INPUT RECORDS:

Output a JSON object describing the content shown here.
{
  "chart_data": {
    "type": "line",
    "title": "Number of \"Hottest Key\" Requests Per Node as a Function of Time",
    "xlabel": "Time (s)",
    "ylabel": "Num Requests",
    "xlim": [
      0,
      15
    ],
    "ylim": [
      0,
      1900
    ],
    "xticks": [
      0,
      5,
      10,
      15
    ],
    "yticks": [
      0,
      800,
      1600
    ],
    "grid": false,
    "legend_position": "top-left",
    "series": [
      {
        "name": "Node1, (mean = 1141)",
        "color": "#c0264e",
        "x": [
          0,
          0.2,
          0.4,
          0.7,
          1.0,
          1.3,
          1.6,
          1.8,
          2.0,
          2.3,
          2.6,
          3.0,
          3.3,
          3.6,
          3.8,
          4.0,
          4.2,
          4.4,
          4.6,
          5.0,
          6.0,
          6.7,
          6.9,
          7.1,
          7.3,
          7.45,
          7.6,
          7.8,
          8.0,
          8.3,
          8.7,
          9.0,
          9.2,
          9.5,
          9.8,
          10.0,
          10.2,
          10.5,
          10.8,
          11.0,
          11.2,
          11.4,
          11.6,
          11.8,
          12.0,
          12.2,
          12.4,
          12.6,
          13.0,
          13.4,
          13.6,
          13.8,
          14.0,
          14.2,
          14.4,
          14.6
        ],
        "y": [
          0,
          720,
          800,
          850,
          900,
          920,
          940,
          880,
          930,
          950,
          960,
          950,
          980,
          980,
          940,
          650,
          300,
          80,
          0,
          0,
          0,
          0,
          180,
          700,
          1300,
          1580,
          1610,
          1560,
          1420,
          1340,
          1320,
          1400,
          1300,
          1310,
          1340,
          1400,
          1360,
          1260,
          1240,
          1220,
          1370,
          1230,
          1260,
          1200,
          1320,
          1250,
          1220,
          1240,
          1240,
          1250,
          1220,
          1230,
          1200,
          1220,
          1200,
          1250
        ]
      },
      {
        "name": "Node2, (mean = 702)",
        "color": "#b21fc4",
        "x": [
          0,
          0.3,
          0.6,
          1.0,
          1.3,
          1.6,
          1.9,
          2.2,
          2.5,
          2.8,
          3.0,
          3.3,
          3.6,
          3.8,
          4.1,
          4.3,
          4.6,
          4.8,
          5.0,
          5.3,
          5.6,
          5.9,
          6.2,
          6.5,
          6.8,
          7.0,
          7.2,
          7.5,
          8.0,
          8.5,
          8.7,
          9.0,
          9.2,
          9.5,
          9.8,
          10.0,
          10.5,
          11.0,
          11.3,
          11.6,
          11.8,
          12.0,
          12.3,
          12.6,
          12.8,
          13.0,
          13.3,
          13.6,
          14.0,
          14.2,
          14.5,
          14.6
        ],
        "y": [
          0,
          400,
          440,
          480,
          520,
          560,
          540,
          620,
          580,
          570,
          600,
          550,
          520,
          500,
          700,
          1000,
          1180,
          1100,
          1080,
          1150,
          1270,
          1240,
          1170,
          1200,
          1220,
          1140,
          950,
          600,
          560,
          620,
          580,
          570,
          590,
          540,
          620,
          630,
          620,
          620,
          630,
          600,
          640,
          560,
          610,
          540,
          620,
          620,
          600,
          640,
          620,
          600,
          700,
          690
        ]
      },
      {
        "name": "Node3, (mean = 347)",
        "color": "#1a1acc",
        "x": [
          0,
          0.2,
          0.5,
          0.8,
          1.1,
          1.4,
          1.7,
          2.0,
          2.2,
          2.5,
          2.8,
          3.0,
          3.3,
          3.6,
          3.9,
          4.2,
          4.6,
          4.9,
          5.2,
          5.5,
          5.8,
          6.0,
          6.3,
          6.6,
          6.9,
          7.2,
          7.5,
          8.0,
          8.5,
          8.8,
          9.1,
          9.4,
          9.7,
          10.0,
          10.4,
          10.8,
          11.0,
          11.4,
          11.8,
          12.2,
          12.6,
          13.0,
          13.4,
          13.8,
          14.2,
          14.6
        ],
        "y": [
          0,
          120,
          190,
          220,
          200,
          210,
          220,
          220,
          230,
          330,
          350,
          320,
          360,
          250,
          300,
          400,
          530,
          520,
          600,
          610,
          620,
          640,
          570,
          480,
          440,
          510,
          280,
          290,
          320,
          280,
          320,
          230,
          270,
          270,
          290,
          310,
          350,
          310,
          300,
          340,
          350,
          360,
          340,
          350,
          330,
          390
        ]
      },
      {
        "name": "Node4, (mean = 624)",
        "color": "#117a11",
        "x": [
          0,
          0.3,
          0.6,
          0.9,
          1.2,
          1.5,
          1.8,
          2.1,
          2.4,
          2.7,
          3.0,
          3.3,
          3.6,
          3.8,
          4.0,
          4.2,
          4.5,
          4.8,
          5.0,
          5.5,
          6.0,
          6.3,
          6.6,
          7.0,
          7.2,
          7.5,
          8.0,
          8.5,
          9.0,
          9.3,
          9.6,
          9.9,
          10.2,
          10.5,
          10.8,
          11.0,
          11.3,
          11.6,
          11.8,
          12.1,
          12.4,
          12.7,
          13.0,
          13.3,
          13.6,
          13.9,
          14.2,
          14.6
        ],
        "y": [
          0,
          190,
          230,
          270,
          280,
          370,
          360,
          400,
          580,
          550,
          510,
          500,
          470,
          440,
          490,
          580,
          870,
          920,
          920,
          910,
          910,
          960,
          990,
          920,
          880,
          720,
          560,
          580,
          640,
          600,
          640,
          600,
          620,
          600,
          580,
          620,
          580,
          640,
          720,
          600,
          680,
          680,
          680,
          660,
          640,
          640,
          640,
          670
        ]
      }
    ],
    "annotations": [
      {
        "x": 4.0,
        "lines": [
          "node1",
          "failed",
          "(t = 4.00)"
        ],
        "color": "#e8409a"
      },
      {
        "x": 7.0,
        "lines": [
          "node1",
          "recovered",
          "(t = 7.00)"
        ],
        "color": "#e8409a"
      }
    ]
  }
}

==

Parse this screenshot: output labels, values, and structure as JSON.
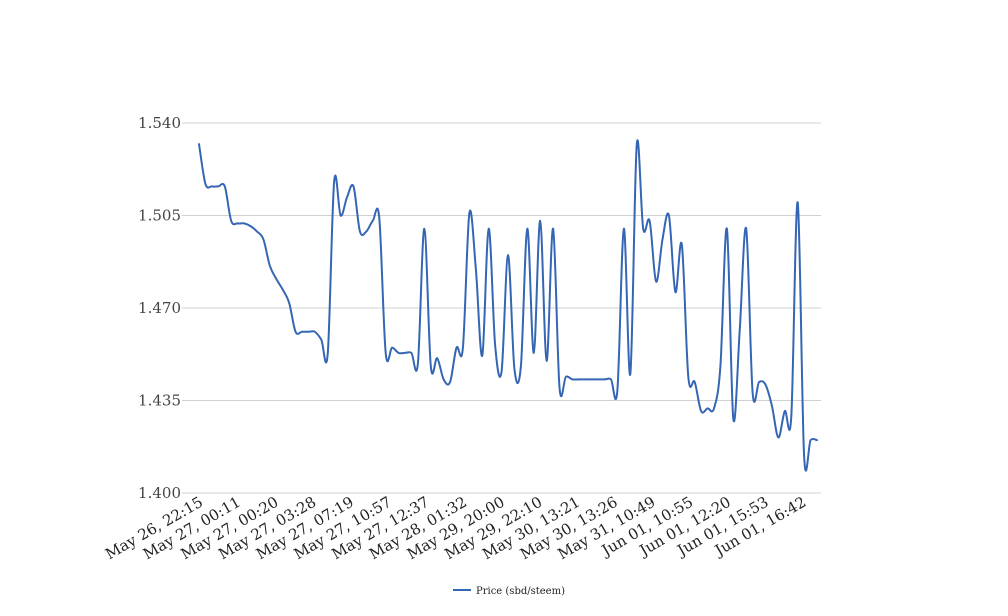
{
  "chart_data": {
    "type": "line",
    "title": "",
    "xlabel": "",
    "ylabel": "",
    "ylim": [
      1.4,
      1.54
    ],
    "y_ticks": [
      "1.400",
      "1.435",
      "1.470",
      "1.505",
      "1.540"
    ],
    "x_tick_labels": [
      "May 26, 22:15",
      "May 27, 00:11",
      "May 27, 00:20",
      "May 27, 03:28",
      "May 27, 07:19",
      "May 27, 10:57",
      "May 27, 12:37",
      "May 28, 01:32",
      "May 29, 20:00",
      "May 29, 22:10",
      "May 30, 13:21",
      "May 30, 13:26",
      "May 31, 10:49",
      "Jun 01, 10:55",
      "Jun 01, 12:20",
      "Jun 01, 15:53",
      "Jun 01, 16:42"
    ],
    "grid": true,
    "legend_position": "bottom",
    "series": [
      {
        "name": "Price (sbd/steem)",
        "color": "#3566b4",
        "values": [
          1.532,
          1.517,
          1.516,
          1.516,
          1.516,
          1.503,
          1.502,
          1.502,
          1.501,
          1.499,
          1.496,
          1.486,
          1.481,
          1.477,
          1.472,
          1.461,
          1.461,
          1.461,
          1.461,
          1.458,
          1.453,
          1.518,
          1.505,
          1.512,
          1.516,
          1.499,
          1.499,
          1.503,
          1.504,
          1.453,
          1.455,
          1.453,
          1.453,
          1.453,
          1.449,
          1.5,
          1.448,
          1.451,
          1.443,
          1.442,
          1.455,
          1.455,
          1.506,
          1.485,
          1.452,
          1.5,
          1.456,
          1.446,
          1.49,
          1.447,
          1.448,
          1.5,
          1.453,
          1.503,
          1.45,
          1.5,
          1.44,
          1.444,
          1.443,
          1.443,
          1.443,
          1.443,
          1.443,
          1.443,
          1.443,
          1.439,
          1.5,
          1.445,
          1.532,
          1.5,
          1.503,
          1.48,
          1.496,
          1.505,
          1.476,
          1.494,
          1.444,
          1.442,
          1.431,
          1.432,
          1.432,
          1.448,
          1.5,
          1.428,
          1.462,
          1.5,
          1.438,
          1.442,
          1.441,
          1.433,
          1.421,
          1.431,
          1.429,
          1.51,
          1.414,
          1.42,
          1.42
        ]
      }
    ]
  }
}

EXERCISE AIM: Copy every line in the entries above that has the string "values" in it.

SOLUTION TO THE EXERCISE:
Parse this screenshot: output labels, values, and structure as JSON.
        "values": [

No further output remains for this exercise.